• _Task prompt_
Return only the number of lines that hold "amplitude".

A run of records
────────────────

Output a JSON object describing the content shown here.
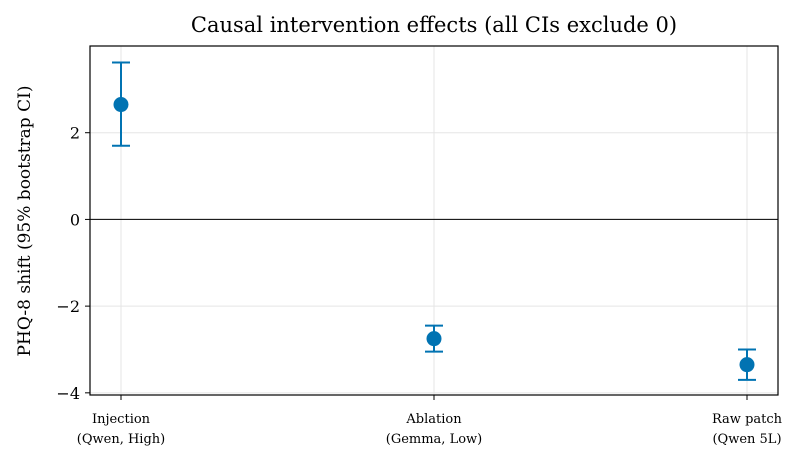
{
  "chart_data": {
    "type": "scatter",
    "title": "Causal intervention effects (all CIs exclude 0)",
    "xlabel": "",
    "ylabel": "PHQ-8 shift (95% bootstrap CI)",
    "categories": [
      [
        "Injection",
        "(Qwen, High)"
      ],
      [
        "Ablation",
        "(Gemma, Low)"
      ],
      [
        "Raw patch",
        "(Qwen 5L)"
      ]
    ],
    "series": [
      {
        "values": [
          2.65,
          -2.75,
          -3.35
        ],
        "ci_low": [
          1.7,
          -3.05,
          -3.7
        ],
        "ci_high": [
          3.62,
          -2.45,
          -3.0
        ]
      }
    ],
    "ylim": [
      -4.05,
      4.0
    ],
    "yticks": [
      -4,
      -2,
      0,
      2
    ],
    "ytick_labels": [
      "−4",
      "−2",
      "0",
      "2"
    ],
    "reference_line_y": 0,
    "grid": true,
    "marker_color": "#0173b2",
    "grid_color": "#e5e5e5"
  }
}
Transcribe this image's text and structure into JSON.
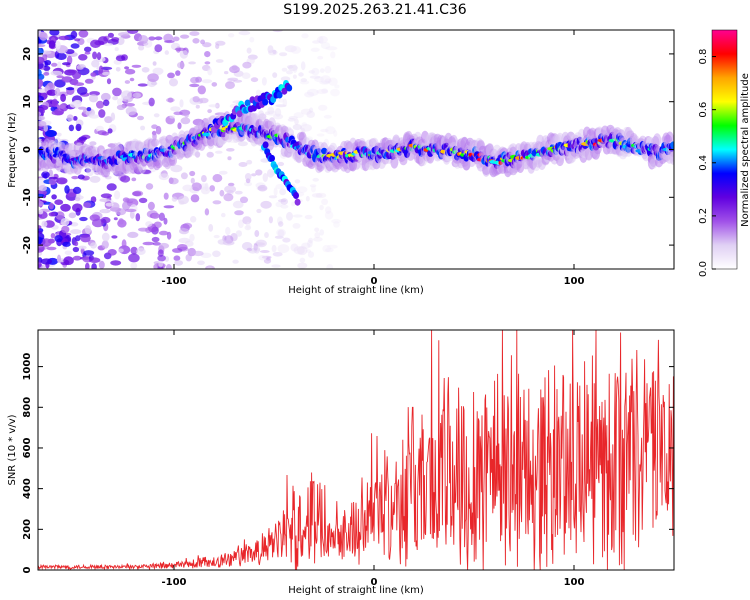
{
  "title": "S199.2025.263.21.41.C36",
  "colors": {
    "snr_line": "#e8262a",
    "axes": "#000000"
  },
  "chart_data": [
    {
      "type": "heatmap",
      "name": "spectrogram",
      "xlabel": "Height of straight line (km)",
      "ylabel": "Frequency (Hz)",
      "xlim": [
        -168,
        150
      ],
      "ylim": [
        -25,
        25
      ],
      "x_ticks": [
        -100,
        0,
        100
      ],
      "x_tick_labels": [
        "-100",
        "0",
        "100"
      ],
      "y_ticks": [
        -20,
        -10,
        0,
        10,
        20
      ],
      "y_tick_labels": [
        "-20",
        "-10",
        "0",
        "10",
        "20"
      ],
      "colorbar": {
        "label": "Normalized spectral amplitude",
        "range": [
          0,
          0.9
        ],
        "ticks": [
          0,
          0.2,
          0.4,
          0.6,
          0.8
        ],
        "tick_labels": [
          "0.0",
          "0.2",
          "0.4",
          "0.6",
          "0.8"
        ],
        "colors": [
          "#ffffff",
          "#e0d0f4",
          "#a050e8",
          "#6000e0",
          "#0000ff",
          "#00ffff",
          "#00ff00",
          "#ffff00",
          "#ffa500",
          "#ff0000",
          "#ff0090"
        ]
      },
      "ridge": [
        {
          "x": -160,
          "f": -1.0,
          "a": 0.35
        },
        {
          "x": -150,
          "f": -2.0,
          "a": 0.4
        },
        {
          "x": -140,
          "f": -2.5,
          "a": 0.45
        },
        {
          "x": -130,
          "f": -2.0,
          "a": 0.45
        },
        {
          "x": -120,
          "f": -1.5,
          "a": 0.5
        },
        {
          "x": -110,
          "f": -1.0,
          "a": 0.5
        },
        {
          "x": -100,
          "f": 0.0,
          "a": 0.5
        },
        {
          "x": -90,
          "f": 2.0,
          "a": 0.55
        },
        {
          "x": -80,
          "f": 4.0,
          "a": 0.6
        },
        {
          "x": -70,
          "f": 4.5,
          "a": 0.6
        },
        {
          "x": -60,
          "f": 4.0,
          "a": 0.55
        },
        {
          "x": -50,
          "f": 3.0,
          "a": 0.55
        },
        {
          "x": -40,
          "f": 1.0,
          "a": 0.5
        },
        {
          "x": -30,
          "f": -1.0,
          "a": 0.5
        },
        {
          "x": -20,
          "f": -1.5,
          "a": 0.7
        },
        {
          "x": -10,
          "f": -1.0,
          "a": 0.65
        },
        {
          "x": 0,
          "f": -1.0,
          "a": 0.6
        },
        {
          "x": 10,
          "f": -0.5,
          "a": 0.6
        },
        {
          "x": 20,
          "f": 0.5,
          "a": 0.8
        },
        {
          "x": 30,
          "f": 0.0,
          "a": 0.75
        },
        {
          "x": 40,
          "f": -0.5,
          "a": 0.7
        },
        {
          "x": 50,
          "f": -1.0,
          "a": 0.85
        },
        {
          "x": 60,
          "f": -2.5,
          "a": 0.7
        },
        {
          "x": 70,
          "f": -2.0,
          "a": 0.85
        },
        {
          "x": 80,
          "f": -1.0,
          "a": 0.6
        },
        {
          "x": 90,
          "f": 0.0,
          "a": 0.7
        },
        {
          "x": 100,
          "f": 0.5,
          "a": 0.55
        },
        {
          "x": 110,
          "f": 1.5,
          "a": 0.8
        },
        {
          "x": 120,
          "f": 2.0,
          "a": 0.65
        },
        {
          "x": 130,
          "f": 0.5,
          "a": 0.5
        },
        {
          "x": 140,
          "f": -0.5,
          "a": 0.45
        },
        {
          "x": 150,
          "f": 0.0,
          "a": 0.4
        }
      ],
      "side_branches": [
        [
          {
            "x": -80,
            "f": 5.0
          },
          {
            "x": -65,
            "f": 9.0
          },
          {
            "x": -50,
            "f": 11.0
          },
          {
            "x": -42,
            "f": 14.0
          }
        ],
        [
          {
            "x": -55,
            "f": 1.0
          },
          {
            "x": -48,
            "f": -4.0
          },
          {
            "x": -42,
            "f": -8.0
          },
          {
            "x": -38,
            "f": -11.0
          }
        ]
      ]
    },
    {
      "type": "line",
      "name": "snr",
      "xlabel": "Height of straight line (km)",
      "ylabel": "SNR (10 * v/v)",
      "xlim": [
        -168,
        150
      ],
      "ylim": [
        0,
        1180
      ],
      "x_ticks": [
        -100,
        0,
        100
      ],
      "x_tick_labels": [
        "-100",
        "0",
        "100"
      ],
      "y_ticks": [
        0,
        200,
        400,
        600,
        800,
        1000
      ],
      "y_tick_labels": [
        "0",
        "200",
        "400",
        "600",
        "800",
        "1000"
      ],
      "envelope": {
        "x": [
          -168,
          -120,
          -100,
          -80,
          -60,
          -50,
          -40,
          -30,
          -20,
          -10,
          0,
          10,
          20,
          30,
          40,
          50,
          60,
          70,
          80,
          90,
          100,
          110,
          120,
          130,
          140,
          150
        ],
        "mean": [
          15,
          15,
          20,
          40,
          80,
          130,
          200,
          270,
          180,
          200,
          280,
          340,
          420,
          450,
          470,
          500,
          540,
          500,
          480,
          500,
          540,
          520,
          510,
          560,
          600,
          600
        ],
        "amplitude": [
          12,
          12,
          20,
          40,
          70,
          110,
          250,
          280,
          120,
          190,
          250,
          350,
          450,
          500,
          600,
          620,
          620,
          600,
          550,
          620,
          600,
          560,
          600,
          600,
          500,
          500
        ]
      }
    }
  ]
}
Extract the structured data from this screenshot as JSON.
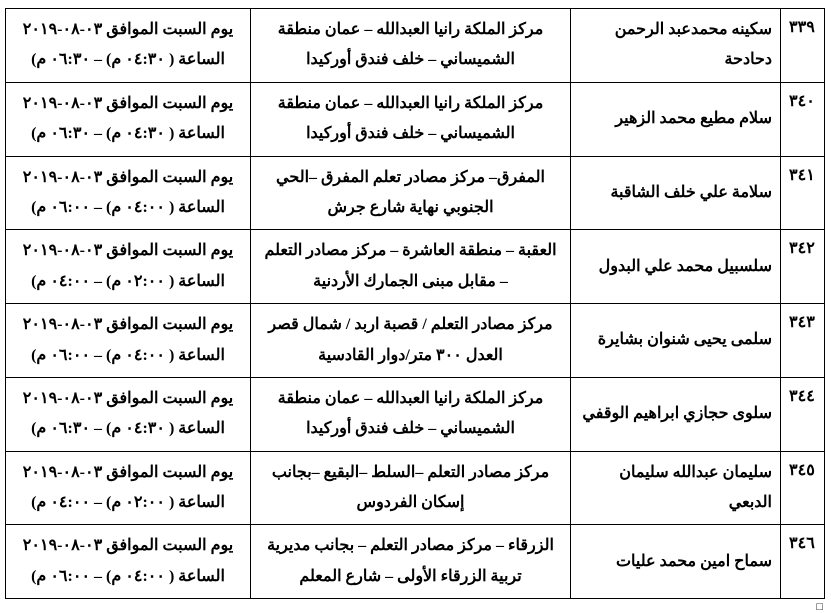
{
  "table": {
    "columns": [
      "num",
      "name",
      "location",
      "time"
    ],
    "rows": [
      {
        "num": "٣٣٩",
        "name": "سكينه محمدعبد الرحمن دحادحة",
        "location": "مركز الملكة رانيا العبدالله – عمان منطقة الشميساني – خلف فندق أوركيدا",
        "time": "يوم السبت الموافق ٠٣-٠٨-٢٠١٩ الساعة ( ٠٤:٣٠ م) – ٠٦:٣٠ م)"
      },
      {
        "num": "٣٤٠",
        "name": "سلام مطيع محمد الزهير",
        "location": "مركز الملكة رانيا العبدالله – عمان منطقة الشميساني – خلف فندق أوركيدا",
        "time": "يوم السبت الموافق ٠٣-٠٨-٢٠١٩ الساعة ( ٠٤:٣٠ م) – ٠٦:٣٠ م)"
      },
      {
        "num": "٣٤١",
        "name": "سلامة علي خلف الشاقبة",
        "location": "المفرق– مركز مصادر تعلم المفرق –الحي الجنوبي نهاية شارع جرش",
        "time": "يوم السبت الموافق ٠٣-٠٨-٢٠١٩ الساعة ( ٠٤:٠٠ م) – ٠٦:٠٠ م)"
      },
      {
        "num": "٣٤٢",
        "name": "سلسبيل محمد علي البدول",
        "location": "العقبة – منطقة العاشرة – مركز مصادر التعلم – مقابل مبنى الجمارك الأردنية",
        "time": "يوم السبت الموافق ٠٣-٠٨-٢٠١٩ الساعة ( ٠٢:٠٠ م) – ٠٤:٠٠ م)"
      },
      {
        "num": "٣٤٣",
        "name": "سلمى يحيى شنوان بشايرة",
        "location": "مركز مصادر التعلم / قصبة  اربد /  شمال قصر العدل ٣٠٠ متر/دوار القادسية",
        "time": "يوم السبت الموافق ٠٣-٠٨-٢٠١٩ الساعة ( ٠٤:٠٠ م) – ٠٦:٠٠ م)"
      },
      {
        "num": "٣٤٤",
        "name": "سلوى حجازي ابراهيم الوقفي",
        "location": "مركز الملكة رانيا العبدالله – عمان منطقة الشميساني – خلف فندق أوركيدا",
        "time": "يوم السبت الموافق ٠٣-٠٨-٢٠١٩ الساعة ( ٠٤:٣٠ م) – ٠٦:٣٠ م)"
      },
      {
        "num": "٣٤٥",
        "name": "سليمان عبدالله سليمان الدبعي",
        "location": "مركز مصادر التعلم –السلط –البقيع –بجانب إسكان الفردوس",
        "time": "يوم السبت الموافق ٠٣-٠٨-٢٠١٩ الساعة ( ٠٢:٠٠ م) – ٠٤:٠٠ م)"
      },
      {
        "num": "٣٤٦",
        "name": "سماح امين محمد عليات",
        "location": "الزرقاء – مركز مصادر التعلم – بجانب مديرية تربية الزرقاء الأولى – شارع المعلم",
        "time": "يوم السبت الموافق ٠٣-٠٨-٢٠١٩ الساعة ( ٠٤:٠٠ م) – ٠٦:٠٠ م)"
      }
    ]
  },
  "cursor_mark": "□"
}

────────────────

• _Solution_
2